Page excerpt:
....

Speaker - Vladimir Kuklin We started with HAproxy proxying to the only rabbitmq node. That solution was not the best. We wanted to achieve affordable results allowing our controllers to scale up easily. When oslo.messaging was merged, we started using internal OSLO.messaging healing mechanism making connections to all RabbitMQ instances specified in config files along with shuffling of them to minimize effect of AMQP failover. But we had to rewrite part of oslo.messaging code to support AMQP heartbeats and handle connection failure scenarios. The first community implementation was broken. Even kernel killing connections could not make oslo fail over. Good news is that we fixed it and pushed it to openstack gerrit.

API Services and services engines

All API requests go through active/active HAproxy
Service engines are managed by pacemaker and ocf scripts
HAproxy with VIP is in separate namespace using veth pairs and arp_proxy.

Speaker - Sergii Golovatiuk: There is not much interesting to say about how we are balancing API requests. We are using standard HAproxy with active-active backends. Some of the parameters are tuned to digest production workloads. Regarding service engines, such as heat and ceilometer, we are managing them using dedicated ocf scripts. HAproxy itself is running in a separate network namespace to avoid hanging connection problems when migrating service endpoint IPs between controllers. To achieve this, we used the common veth+arp_proxy approach, along with the addition of NAT rules to retain connectivity with all networking services.

....

What the exercise asks: Copy out the page excerpt word for word, starting at "API Services and" and ending after "all networking services.". The lines that come next have nothing to do with the page excerpt.

Supplied information:

....

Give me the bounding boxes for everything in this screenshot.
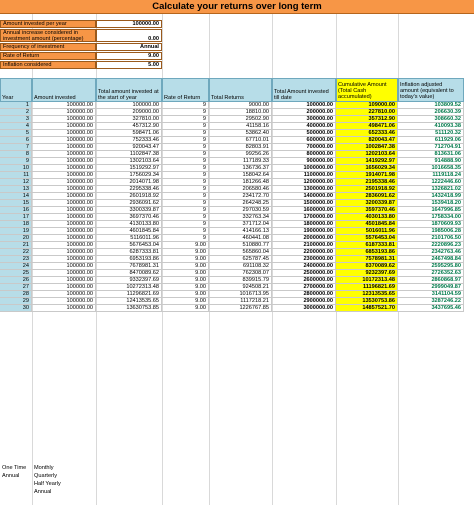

....

In response:
API Services and services engines

All API requests go through active/active HAproxy
Service engines are managed by pacemaker and ocf scripts
HAproxy with VIP is in separate namespace using veth pairs and arp_proxy.

Speaker - Sergii Golovatiuk: There is not much interesting to say about how we are balancing API requests. We are using standard HAproxy with active-active backends. Some of the parameters are tuned to digest production workloads. Regarding service engines, such as heat and ceilometer, we are managing them using dedicated ocf scripts. HAproxy itself is running in a separate network namespace to avoid hanging connection problems when migrating service endpoint IPs between controllers. To achieve this, we used the common veth+arp_proxy approach, along with the addition of NAT rules to retain connectivity with all networking services.